**Dataset entries:**
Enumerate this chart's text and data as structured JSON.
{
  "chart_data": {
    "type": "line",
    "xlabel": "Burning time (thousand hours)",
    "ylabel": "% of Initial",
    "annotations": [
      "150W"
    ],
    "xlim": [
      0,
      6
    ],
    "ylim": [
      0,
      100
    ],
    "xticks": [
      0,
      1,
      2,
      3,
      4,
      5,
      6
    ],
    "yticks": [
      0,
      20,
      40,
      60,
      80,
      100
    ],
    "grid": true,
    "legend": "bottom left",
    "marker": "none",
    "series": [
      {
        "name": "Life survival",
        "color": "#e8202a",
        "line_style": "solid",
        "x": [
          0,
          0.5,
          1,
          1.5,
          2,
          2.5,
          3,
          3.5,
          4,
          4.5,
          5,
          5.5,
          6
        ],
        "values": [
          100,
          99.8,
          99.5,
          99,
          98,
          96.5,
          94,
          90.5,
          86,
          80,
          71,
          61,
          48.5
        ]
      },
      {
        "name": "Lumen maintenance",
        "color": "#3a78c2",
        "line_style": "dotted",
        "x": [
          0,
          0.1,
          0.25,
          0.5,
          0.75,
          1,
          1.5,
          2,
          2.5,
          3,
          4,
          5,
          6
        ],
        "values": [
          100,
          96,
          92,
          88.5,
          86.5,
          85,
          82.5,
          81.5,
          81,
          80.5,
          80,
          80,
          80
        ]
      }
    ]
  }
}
--
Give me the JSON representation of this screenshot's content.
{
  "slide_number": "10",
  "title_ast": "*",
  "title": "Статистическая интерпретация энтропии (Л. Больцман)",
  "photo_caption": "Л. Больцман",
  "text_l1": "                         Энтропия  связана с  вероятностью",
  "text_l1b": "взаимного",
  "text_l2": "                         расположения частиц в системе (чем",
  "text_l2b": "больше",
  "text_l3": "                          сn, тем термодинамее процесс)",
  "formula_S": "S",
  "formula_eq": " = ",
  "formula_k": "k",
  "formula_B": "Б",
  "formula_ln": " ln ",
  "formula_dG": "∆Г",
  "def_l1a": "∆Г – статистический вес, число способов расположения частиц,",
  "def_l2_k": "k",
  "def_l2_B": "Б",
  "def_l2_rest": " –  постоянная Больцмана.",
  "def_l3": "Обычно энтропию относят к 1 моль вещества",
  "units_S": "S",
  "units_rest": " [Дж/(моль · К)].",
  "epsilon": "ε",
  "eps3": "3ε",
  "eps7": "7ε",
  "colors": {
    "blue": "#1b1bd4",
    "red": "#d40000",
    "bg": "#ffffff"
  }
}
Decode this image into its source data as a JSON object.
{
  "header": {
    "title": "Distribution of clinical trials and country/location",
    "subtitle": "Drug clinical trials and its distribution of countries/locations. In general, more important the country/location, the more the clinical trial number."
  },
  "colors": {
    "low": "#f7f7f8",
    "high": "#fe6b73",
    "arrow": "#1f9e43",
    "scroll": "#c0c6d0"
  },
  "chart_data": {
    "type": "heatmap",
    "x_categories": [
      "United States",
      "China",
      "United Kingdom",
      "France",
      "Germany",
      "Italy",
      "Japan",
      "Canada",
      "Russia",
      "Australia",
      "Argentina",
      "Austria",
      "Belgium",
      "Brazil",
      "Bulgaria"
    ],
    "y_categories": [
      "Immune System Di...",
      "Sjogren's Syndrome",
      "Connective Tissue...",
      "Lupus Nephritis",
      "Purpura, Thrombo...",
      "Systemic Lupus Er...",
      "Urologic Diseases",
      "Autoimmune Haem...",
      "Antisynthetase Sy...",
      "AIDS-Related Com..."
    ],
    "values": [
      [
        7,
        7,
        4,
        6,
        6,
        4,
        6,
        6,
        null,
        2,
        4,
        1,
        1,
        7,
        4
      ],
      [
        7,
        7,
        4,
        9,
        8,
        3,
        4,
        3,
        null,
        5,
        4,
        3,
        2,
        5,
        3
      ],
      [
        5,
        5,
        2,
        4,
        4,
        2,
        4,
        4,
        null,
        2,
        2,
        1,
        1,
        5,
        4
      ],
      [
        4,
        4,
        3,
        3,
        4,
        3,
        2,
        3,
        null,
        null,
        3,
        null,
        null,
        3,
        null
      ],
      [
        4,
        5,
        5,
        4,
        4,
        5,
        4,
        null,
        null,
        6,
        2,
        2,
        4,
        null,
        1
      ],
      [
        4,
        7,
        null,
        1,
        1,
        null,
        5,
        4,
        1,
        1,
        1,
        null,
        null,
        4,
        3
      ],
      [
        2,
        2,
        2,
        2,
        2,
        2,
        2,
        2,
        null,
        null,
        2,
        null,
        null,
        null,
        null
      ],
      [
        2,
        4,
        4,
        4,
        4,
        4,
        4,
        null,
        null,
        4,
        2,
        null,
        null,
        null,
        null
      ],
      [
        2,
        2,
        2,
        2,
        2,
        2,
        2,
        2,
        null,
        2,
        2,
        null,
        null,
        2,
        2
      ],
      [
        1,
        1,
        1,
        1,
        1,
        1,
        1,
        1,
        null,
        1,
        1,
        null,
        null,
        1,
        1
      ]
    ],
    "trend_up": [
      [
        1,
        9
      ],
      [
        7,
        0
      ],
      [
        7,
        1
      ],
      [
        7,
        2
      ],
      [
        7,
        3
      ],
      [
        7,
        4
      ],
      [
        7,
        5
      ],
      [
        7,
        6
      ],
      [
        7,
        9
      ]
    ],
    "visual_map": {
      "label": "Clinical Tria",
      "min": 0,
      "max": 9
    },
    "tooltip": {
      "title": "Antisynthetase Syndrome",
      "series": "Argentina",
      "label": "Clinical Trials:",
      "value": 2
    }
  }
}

**Stated problem:**
Tally every line of the data that holds the word "моль" and write the count alone.

**Solution to the problem:**
2